[Part of a data file]
◇ ◇ ◇

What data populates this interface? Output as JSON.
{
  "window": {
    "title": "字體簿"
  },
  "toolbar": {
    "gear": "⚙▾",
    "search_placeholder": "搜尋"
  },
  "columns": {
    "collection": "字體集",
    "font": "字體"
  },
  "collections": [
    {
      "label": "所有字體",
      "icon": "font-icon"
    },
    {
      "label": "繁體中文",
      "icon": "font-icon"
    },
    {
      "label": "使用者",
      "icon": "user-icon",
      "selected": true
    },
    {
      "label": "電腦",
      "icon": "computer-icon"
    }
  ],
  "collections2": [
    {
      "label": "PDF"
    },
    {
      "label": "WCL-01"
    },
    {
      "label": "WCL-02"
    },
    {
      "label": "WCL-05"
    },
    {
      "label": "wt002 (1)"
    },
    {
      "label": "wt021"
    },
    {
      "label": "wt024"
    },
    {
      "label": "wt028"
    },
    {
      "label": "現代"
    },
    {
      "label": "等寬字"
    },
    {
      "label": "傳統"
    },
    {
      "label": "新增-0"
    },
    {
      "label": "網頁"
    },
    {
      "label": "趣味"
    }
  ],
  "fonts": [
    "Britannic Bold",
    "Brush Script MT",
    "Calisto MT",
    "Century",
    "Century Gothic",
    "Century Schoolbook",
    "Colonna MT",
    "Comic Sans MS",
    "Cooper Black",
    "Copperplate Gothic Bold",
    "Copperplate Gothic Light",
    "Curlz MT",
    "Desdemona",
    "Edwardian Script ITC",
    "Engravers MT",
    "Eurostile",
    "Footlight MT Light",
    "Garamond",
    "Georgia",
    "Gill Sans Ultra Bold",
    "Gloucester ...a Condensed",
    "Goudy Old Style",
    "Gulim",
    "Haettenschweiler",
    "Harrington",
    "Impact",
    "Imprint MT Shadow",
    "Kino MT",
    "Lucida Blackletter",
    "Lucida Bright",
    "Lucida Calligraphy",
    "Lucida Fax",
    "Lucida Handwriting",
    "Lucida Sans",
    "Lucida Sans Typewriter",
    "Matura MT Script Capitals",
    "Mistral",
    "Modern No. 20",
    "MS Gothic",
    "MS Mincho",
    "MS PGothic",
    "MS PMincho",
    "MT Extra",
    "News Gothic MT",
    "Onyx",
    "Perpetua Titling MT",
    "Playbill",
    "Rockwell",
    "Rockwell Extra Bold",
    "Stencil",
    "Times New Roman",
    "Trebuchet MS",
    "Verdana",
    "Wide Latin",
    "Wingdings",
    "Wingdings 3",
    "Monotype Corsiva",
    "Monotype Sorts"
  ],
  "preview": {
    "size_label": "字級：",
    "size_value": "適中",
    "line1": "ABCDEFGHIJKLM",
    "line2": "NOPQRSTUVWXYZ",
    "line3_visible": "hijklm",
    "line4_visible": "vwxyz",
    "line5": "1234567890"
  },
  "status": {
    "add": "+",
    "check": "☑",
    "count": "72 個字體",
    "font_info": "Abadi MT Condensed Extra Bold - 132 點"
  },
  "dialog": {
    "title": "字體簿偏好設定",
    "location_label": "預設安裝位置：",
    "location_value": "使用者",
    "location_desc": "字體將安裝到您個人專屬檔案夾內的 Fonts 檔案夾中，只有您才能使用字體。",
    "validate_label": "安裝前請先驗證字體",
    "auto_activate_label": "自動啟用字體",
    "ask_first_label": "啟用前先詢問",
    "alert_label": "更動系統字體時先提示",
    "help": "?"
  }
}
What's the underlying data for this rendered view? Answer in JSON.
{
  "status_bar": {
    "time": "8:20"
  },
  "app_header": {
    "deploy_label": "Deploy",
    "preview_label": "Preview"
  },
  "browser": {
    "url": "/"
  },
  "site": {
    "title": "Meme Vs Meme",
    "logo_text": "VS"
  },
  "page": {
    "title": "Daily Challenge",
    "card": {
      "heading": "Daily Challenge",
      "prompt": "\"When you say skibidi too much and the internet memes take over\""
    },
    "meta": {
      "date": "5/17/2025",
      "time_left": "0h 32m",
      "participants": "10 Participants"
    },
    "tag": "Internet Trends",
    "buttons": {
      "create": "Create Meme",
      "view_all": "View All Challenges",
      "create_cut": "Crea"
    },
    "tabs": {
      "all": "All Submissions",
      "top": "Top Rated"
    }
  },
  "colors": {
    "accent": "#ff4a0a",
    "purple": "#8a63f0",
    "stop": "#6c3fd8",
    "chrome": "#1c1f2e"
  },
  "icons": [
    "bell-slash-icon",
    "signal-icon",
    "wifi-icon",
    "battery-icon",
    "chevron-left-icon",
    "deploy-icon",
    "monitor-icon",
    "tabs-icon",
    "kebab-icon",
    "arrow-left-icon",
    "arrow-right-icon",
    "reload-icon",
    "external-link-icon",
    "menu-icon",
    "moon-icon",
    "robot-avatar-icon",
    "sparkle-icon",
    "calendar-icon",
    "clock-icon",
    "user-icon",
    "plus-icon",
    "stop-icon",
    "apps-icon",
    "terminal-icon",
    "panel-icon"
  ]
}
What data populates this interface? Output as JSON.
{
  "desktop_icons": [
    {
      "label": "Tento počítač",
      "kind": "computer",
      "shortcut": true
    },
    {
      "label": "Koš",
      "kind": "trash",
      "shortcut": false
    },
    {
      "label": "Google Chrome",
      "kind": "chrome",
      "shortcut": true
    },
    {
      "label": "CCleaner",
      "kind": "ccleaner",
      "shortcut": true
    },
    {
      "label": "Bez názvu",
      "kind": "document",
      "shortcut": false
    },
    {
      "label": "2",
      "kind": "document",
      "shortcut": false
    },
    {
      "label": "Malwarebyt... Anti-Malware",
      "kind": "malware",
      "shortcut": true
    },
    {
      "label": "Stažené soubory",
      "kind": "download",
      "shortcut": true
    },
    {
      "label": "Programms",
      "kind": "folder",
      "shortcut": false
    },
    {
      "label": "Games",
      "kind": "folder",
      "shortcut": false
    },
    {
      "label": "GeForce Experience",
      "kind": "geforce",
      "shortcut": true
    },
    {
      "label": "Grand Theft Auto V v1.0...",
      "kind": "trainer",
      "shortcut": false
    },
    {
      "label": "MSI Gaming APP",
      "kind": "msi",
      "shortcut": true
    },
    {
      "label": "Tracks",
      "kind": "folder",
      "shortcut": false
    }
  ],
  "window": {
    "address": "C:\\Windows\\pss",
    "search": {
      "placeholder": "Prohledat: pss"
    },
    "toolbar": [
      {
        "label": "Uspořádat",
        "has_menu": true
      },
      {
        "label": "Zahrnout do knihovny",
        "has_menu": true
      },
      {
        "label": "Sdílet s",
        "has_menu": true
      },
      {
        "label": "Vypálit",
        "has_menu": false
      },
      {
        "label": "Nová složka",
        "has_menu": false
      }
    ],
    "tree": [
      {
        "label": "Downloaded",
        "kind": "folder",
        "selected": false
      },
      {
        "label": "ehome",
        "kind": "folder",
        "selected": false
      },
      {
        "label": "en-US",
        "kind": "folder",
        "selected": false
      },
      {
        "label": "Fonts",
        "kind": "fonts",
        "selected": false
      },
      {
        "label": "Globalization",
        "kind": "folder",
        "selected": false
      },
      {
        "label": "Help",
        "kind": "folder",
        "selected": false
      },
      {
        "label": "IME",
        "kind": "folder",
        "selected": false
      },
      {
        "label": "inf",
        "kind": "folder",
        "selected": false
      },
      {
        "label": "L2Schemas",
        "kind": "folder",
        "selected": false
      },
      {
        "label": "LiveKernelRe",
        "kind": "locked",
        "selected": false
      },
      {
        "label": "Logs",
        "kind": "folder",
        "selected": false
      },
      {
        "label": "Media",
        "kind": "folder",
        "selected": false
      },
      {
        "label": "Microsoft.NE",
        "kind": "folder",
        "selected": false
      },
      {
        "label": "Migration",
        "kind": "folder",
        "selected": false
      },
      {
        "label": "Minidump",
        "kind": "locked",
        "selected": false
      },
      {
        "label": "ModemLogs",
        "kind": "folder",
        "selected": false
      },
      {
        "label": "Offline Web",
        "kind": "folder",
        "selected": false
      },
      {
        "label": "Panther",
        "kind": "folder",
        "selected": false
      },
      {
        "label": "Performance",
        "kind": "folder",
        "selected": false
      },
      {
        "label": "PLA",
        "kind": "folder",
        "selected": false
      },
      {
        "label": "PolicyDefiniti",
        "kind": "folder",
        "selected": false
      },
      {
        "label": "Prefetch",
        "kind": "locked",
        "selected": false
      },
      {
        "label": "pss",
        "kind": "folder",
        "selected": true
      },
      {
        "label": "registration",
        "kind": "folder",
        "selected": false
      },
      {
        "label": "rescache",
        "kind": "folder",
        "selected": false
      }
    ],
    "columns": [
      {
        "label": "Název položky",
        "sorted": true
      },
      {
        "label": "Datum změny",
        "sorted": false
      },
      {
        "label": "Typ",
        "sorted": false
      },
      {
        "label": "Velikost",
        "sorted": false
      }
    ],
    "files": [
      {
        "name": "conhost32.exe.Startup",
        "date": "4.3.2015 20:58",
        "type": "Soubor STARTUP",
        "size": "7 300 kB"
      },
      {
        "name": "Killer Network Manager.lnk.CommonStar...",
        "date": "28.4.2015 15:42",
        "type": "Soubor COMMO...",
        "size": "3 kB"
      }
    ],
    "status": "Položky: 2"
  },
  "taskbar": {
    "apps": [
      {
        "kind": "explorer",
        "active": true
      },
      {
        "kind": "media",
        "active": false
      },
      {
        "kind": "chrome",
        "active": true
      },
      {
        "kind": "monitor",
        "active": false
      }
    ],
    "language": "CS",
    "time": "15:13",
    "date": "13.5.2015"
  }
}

◇ ◇ ◇

-- PROBLEM STATEMENT --
Give the number of lines in the listing above that contain "Daily", and nothing else.

-- ANSWER TO THE TASK --
2